Estratto del testo
#####

Londra mette l’Africa al centro del mondo

Aiuti ai Paesi poveri / L’agenda del prossimo G-7

Strategia mirata di Blair e Brown per rilanciare lo sviluppo

DAL NOSTRO CORRISPONDENTE LONDRA • Nemici in politica come cani e gatti, su una cosa il premier Tony Blair e il cancelliere dello Scacchiere Gordon Brown sembrano d’accordo: la visione del mondo prossimo e venturo. Per questo motivo, sotto la spinta combinata dei due pesi massimi della politica britannica, la presidenza inglese del G-7 nel primo semestre di quest’anno potrebbe risolversi in un successo, con grande beneficio per i rapporti tra Paesi sviluppati e in via di sviluppo. Le idee, grazie all’apporto intellettuale di Brown, non mancano, come pure non manca l’abilità di persuasione del “re” del marketing, Tony Blair. Paradossalmente, ancora da convincere su temi importanti restano gli americani, quelli con cui gli inglesi si offrono regolarmente di fare da ponte con i cugini europei. Come le politiche ambientali trovano orecchie sorde a Washington, pure le proposte sul debito non hanno ancora avuto risposte chiare.
Sarà dunque interessante vedere come tirerà il vento il prossimo venerdì, quando ci sarà il primo incontro tra ministri finanziari e governatori del G-7, a cui si aggiungeranno in tempi diversi e a geometria variabile i rappresentanti di Russia, Cina, India, Sudafrica e Brasile, a riflettere il crescente cambiamento dei rapporti di forza nel mondo.
La strategia di Londra, che l’emergenza dello tsunami stava però per sparigliare, è di mettere l’Africa al centro del mondo. La patologia africana è infatti tale che ciò che vale per il Continente nero vale per tutti. Gran parte dei Paesi più poveri si trova in Africa, l’allarme sanitario più devastante (Aids, malaria, Tbc) è in Africa, come in Africa ci sono le maggiori carenze sul piano delle infrastrutture. Quattro sono le direttrici del piano britannico. Tutte dettate da un’unica convinzione che porta a una conclusione. La convinzione è che, come rileva Jeffrey Sachs, che guida il Millennium Project dell’Onu, l’assistenza allo sviluppo paga se esercitata in modo massiccio e mirato. La conclusione è che, di conseguenza, bisogna aumentare sensibilmente gli aiuti allo sviluppo e facilitare il progresso economico dei Paesi più svantaggiati. Tale impegno lo si può moltiplicare riducendo il debito e aumentando al contempo gli aiuti. Da questa necessità emergono le quattro direttrici pratiche proposte dagli inglesi, che alle parole hanno fatto seguire i fatti, dando recentemente molti buoni esempi.

#####

Righe estratte
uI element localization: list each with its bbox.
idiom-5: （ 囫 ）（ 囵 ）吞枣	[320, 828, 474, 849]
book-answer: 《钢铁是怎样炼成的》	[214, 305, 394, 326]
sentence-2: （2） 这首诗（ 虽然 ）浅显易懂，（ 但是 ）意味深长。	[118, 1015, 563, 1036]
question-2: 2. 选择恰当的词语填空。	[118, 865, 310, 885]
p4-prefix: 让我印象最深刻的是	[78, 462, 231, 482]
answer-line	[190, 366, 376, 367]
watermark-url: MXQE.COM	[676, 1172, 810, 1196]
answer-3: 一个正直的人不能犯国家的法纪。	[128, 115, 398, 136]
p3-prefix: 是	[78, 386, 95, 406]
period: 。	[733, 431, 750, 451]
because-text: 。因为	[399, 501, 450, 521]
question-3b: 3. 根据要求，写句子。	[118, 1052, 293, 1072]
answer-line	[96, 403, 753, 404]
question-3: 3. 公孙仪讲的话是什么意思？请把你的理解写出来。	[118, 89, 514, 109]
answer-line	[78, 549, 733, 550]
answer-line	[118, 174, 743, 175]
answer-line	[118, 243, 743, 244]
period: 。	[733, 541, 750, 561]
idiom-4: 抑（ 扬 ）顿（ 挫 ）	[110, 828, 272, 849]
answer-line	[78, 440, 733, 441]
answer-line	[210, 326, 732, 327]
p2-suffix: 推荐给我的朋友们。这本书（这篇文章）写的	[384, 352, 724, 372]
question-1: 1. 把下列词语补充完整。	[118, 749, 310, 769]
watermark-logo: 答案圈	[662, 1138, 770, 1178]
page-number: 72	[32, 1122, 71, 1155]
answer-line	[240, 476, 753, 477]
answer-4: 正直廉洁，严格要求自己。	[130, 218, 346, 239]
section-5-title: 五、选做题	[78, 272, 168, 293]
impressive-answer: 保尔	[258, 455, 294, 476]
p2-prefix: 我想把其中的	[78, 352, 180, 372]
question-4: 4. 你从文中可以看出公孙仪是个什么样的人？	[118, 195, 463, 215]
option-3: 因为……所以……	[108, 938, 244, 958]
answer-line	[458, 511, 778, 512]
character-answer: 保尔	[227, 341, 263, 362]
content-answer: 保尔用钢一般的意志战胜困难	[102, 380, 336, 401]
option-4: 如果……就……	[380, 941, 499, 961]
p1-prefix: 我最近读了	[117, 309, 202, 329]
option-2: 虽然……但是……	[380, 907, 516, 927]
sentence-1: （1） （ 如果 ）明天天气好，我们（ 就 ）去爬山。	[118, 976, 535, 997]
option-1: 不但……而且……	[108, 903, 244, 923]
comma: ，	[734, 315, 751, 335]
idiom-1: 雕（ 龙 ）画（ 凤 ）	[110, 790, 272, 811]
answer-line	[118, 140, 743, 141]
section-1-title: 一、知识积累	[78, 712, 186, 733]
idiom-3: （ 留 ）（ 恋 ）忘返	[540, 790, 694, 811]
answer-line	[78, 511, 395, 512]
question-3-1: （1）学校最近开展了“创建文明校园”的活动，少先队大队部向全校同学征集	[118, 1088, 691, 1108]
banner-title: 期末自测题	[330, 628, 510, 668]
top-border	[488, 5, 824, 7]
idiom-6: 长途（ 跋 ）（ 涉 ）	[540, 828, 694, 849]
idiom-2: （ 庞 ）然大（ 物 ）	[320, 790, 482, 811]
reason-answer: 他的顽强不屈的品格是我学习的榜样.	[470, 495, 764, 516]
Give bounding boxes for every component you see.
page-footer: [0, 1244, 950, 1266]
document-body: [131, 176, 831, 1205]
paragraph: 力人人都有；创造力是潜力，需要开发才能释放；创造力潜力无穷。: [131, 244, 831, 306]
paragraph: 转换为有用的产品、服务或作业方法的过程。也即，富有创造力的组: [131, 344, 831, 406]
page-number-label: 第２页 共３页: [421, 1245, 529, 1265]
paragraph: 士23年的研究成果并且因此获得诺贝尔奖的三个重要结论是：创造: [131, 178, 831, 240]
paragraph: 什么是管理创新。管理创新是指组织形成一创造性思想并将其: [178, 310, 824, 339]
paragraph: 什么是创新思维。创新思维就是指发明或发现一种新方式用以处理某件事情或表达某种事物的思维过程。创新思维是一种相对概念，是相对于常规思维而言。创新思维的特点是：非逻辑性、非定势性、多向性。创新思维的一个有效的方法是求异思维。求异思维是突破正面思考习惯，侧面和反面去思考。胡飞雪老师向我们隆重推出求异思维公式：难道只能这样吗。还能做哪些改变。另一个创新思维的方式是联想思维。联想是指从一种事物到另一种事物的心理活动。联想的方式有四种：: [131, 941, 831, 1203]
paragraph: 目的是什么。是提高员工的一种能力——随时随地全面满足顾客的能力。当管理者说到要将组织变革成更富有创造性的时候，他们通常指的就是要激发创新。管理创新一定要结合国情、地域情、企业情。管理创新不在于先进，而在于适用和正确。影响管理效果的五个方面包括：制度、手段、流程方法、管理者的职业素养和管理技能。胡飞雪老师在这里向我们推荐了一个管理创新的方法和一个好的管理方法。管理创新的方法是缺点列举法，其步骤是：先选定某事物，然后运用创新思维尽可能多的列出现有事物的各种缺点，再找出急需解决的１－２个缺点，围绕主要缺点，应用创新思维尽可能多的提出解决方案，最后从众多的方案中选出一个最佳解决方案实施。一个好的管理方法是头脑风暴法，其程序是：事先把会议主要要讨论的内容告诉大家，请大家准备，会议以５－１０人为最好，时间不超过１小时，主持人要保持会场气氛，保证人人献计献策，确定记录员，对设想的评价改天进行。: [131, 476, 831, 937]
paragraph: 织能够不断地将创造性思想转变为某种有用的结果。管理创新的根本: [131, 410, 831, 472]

#####

Consegna
Rispondi a queste domande sull'articolo su Londra e l'Africa:
1. Chi viene chiamato il "re" del marketing?
2. Quali Paesi si uniranno ai ministri finanziari e ai governatori del G-7?
3. Chi guida il Millennium Project dell'Onu?
Le righe sono materiale a sé, separato dall'articolo.

Il risultato
1. Tony Blair.
2. Russia, Cina, India, Sudafrica e Brasile.
3. Jeffrey Sachs.